• _Exercise goal_
Without the pictures, repeat the listing character for character.

Dataset items:

— begin —

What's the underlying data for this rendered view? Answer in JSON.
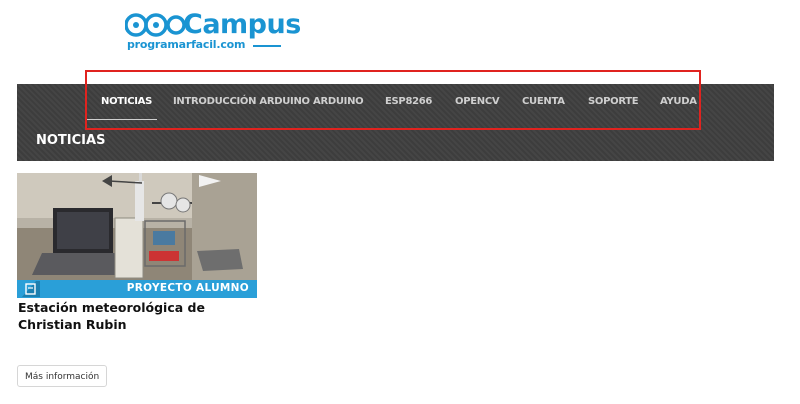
{
  "logo": {
    "wordmark": "Campus",
    "url_text": "programarfacil.com",
    "color": "#1a94d2"
  },
  "nav": {
    "items": [
      {
        "label": "NOTICIAS",
        "active": true
      },
      {
        "label": "INTRODUCCIÓN ARDUINO",
        "active": false
      },
      {
        "label": "ARDUINO",
        "active": false
      },
      {
        "label": "ESP8266",
        "active": false
      },
      {
        "label": "OPENCV",
        "active": false
      },
      {
        "label": "CUENTA",
        "active": false
      },
      {
        "label": "SOPORTE",
        "active": false
      },
      {
        "label": "AYUDA",
        "active": false
      }
    ]
  },
  "section": {
    "title": "NOTICIAS"
  },
  "post": {
    "badge_label": "PROYECTO ALUMNO",
    "title": "Estación meteorológica de Christian Rubin",
    "more_label": "Más información"
  },
  "colors": {
    "accent": "#2a9fd8",
    "nav_background": "#404040",
    "highlight_box": "#e0231f"
  }
}
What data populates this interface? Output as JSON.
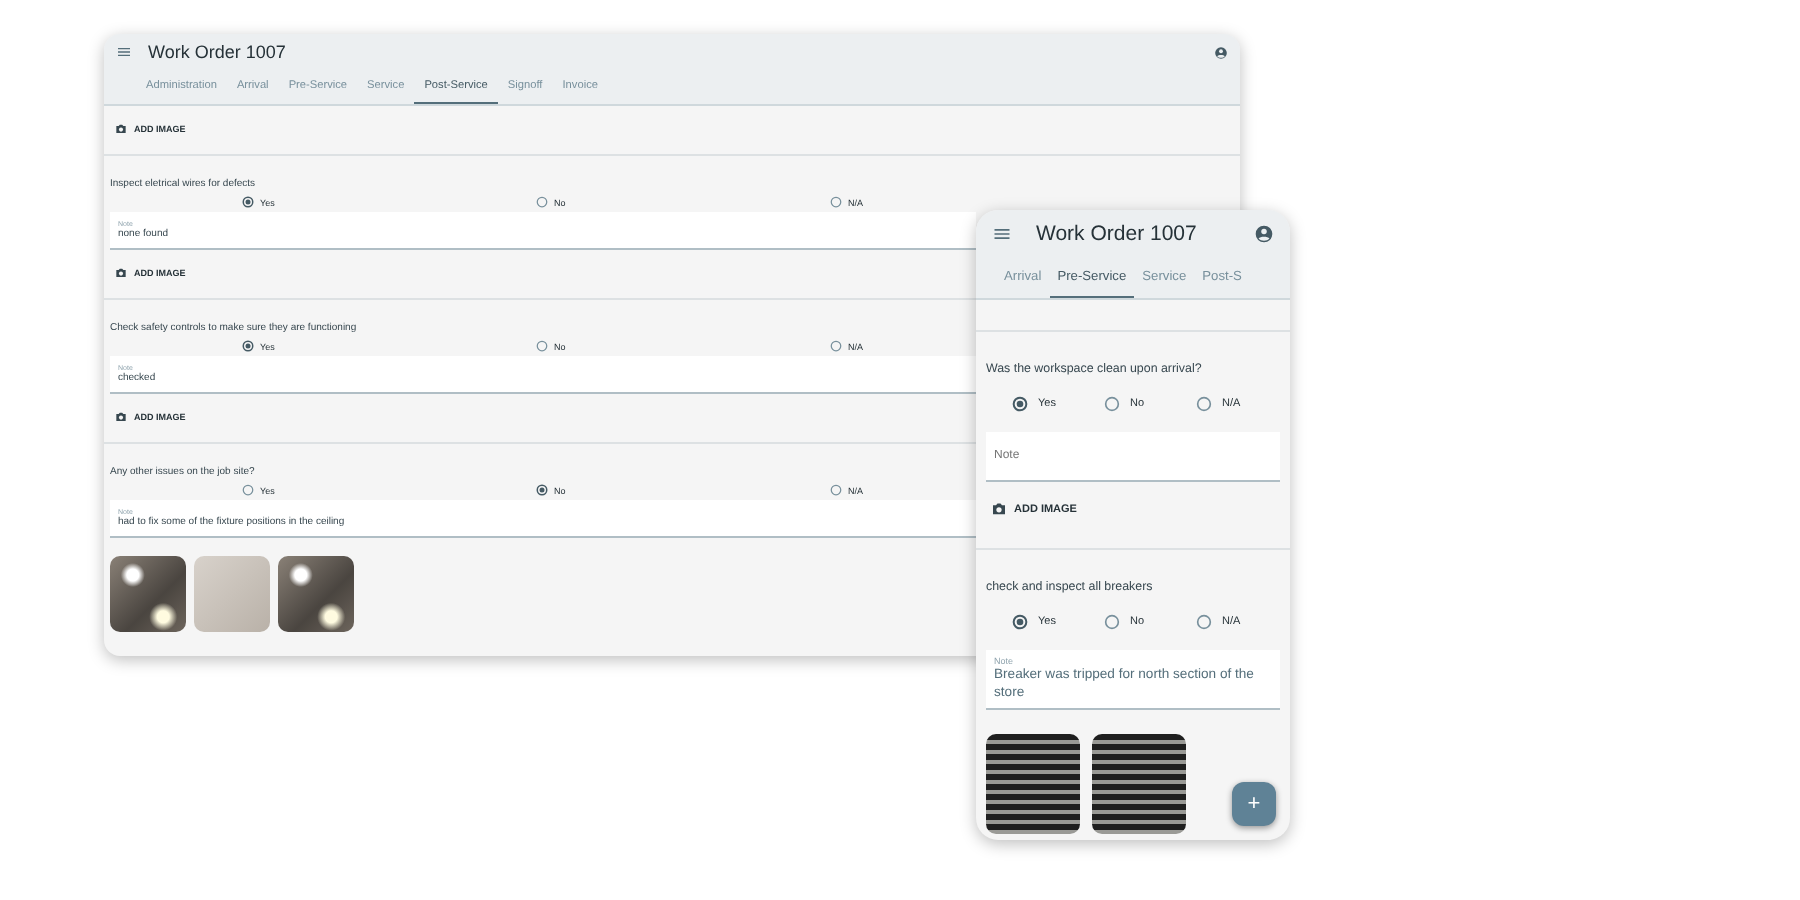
{
  "screens": [
    {
      "kind": "desktop",
      "title": "Work Order 1007",
      "tabs": [
        {
          "label": "Administration",
          "selected": false
        },
        {
          "label": "Arrival",
          "selected": false
        },
        {
          "label": "Pre-Service",
          "selected": false
        },
        {
          "label": "Service",
          "selected": false
        },
        {
          "label": "Post-Service",
          "selected": true
        },
        {
          "label": "Signoff",
          "selected": false
        },
        {
          "label": "Invoice",
          "selected": false
        }
      ],
      "items": [
        {
          "kind": "add_image",
          "label": "ADD IMAGE"
        },
        {
          "kind": "divider"
        },
        {
          "kind": "question",
          "text": "Inspect eletrical wires for defects",
          "options": [
            {
              "label": "Yes",
              "selected": true
            },
            {
              "label": "No",
              "selected": false
            },
            {
              "label": "N/A",
              "selected": false
            }
          ],
          "note": {
            "label": "Note",
            "value": "none found"
          }
        },
        {
          "kind": "add_image",
          "label": "ADD IMAGE"
        },
        {
          "kind": "divider"
        },
        {
          "kind": "question",
          "text": "Check safety controls to make sure they are functioning",
          "options": [
            {
              "label": "Yes",
              "selected": true
            },
            {
              "label": "No",
              "selected": false
            },
            {
              "label": "N/A",
              "selected": false
            }
          ],
          "note": {
            "label": "Note",
            "value": "checked"
          }
        },
        {
          "kind": "add_image",
          "label": "ADD IMAGE"
        },
        {
          "kind": "divider"
        },
        {
          "kind": "question",
          "text": "Any other issues on the job site?",
          "options": [
            {
              "label": "Yes",
              "selected": false
            },
            {
              "label": "No",
              "selected": true
            },
            {
              "label": "N/A",
              "selected": false
            }
          ],
          "note": {
            "label": "Note",
            "value": "had to fix some of the fixture positions in the ceiling"
          }
        },
        {
          "kind": "photos",
          "photos": [
            {
              "kind": "ceiling"
            },
            {
              "kind": "plain"
            },
            {
              "kind": "ceiling"
            }
          ]
        }
      ]
    },
    {
      "kind": "phone",
      "title": "Work Order 1007",
      "tabs": [
        {
          "label": "Arrival",
          "selected": false
        },
        {
          "label": "Pre-Service",
          "selected": true
        },
        {
          "label": "Service",
          "selected": false
        },
        {
          "label": "Post-S",
          "selected": false
        }
      ],
      "items": [
        {
          "kind": "divider"
        },
        {
          "kind": "question",
          "text": "Was the workspace clean upon arrival?",
          "options": [
            {
              "label": "Yes",
              "selected": true
            },
            {
              "label": "No",
              "selected": false
            },
            {
              "label": "N/A",
              "selected": false
            }
          ],
          "note": {
            "placeholder": "Note"
          }
        },
        {
          "kind": "add_image",
          "label": "ADD IMAGE"
        },
        {
          "kind": "divider"
        },
        {
          "kind": "question",
          "text": "check and inspect all breakers",
          "options": [
            {
              "label": "Yes",
              "selected": true
            },
            {
              "label": "No",
              "selected": false
            },
            {
              "label": "N/A",
              "selected": false
            }
          ],
          "note": {
            "label": "Note",
            "value": "Breaker was tripped for north section of the store"
          }
        },
        {
          "kind": "photos",
          "photos": [
            {
              "kind": "breaker"
            },
            {
              "kind": "breaker"
            }
          ]
        }
      ],
      "fab": {
        "label": "+"
      }
    }
  ]
}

— end —

• _Written answer_
What's the underlying data for this rendered view? Answer in JSON.
{
  "logo": {
    "wordmark": "Campus",
    "url_text": "programarfacil.com",
    "color": "#1a94d2"
  },
  "nav": {
    "items": [
      {
        "label": "NOTICIAS",
        "active": true
      },
      {
        "label": "INTRODUCCIÓN ARDUINO",
        "active": false
      },
      {
        "label": "ARDUINO",
        "active": false
      },
      {
        "label": "ESP8266",
        "active": false
      },
      {
        "label": "OPENCV",
        "active": false
      },
      {
        "label": "CUENTA",
        "active": false
      },
      {
        "label": "SOPORTE",
        "active": false
      },
      {
        "label": "AYUDA",
        "active": false
      }
    ]
  },
  "section": {
    "title": "NOTICIAS"
  },
  "post": {
    "badge_label": "PROYECTO ALUMNO",
    "title": "Estación meteorológica de Christian Rubin",
    "more_label": "Más información"
  },
  "colors": {
    "accent": "#2a9fd8",
    "nav_background": "#404040",
    "highlight_box": "#e0231f"
  }
}
What data populates this interface? Output as JSON.
{
  "screens": [
    {
      "kind": "desktop",
      "title": "Work Order 1007",
      "tabs": [
        {
          "label": "Administration",
          "selected": false
        },
        {
          "label": "Arrival",
          "selected": false
        },
        {
          "label": "Pre-Service",
          "selected": false
        },
        {
          "label": "Service",
          "selected": false
        },
        {
          "label": "Post-Service",
          "selected": true
        },
        {
          "label": "Signoff",
          "selected": false
        },
        {
          "label": "Invoice",
          "selected": false
        }
      ],
      "items": [
        {
          "kind": "add_image",
          "label": "ADD IMAGE"
        },
        {
          "kind": "divider"
        },
        {
          "kind": "question",
          "text": "Inspect eletrical wires for defects",
          "options": [
            {
              "label": "Yes",
              "selected": true
            },
            {
              "label": "No",
              "selected": false
            },
            {
              "label": "N/A",
              "selected": false
            }
          ],
          "note": {
            "label": "Note",
            "value": "none found"
          }
        },
        {
          "kind": "add_image",
          "label": "ADD IMAGE"
        },
        {
          "kind": "divider"
        },
        {
          "kind": "question",
          "text": "Check safety controls to make sure they are functioning",
          "options": [
            {
              "label": "Yes",
              "selected": true
            },
            {
              "label": "No",
              "selected": false
            },
            {
              "label": "N/A",
              "selected": false
            }
          ],
          "note": {
            "label": "Note",
            "value": "checked"
          }
        },
        {
          "kind": "add_image",
          "label": "ADD IMAGE"
        },
        {
          "kind": "divider"
        },
        {
          "kind": "question",
          "text": "Any other issues on the job site?",
          "options": [
            {
              "label": "Yes",
              "selected": false
            },
            {
              "label": "No",
              "selected": true
            },
            {
              "label": "N/A",
              "selected": false
            }
          ],
          "note": {
            "label": "Note",
            "value": "had to fix some of the fixture positions in the ceiling"
          }
        },
        {
          "kind": "photos",
          "photos": [
            {
              "kind": "ceiling"
            },
            {
              "kind": "plain"
            },
            {
              "kind": "ceiling"
            }
          ]
        }
      ]
    },
    {
      "kind": "phone",
      "title": "Work Order 1007",
      "tabs": [
        {
          "label": "Arrival",
          "selected": false
        },
        {
          "label": "Pre-Service",
          "selected": true
        },
        {
          "label": "Service",
          "selected": false
        },
        {
          "label": "Post-S",
          "selected": false
        }
      ],
      "items": [
        {
          "kind": "divider"
        },
        {
          "kind": "question",
          "text": "Was the workspace clean upon arrival?",
          "options": [
            {
              "label": "Yes",
              "selected": true
            },
            {
              "label": "No",
              "selected": false
            },
            {
              "label": "N/A",
              "selected": false
            }
          ],
          "note": {
            "placeholder": "Note"
          }
        },
        {
          "kind": "add_image",
          "label": "ADD IMAGE"
        },
        {
          "kind": "divider"
        },
        {
          "kind": "question",
          "text": "check and inspect all breakers",
          "options": [
            {
              "label": "Yes",
              "selected": true
            },
            {
              "label": "No",
              "selected": false
            },
            {
              "label": "N/A",
              "selected": false
            }
          ],
          "note": {
            "label": "Note",
            "value": "Breaker was tripped for north section of the store"
          }
        },
        {
          "kind": "photos",
          "photos": [
            {
              "kind": "breaker"
            },
            {
              "kind": "breaker"
            }
          ]
        }
      ],
      "fab": {
        "label": "+"
      }
    }
  ]
}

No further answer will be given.